- YOUR GOAL
Repeat every entry in the listing below, exactly.

- Items listed in a dataset
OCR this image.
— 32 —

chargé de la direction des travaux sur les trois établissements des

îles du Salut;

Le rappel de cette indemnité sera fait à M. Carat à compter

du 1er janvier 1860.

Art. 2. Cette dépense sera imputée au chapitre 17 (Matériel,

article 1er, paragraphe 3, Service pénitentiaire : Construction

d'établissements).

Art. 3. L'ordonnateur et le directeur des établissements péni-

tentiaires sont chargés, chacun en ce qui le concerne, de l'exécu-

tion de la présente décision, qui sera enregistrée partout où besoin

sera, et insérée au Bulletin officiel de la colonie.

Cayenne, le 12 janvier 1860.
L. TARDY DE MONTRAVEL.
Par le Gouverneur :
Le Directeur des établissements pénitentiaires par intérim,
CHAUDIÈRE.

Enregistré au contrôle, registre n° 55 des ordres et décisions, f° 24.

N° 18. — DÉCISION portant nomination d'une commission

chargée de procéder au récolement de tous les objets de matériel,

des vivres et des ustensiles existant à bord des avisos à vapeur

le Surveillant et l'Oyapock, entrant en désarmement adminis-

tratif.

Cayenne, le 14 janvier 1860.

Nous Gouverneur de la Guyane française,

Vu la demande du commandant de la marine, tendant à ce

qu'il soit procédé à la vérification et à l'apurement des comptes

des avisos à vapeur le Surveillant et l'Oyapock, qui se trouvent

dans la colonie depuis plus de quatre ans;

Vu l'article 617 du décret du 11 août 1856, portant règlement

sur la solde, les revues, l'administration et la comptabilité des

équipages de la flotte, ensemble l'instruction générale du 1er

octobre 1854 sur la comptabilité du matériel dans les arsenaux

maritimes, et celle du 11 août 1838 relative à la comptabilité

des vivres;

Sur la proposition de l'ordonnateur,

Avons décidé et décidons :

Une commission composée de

- ANSWER TO THE PROBLEM
OCR this image.
— 32 —

chargé de la direction des travaux sur les trois établissements des

îles du Salut;

Le rappel de cette indemnité sera fait à M. Carat à compter

du 1er janvier 1860.

Art. 2. Cette dépense sera imputée au chapitre 17 (Matériel,

article 1er, paragraphe 3, Service pénitentiaire : Construction

d'établissements).

Art. 3. L'ordonnateur et le directeur des établissements péni-

tentiaires sont chargés, chacun en ce qui le concerne, de l'exécu-

tion de la présente décision, qui sera enregistrée partout où besoin

sera, et insérée au Bulletin officiel de la colonie.

Cayenne, le 12 janvier 1860.
L. TARDY DE MONTRAVEL.
Par le Gouverneur :
Le Directeur des établissements pénitentiaires par intérim,
CHAUDIÈRE.

Enregistré au contrôle, registre n° 55 des ordres et décisions, f° 24.

N° 18. — DÉCISION portant nomination d'une commission

chargée de procéder au récolement de tous les objets de matériel,

des vivres et des ustensiles existant à bord des avisos à vapeur

le Surveillant et l'Oyapock, entrant en désarmement adminis-

tratif.

Cayenne, le 14 janvier 1860.

Nous Gouverneur de la Guyane française,

Vu la demande du commandant de la marine, tendant à ce

qu'il soit procédé à la vérification et à l'apurement des comptes

des avisos à vapeur le Surveillant et l'Oyapock, qui se trouvent

dans la colonie depuis plus de quatre ans;

Vu l'article 617 du décret du 11 août 1856, portant règlement

sur la solde, les revues, l'administration et la comptabilité des

équipages de la flotte, ensemble l'instruction générale du 1er

octobre 1854 sur la comptabilité du matériel dans les arsenaux

maritimes, et celle du 11 août 1838 relative à la comptabilité

des vivres;

Sur la proposition de l'ordonnateur,

Avons décidé et décidons :

Une commission composée de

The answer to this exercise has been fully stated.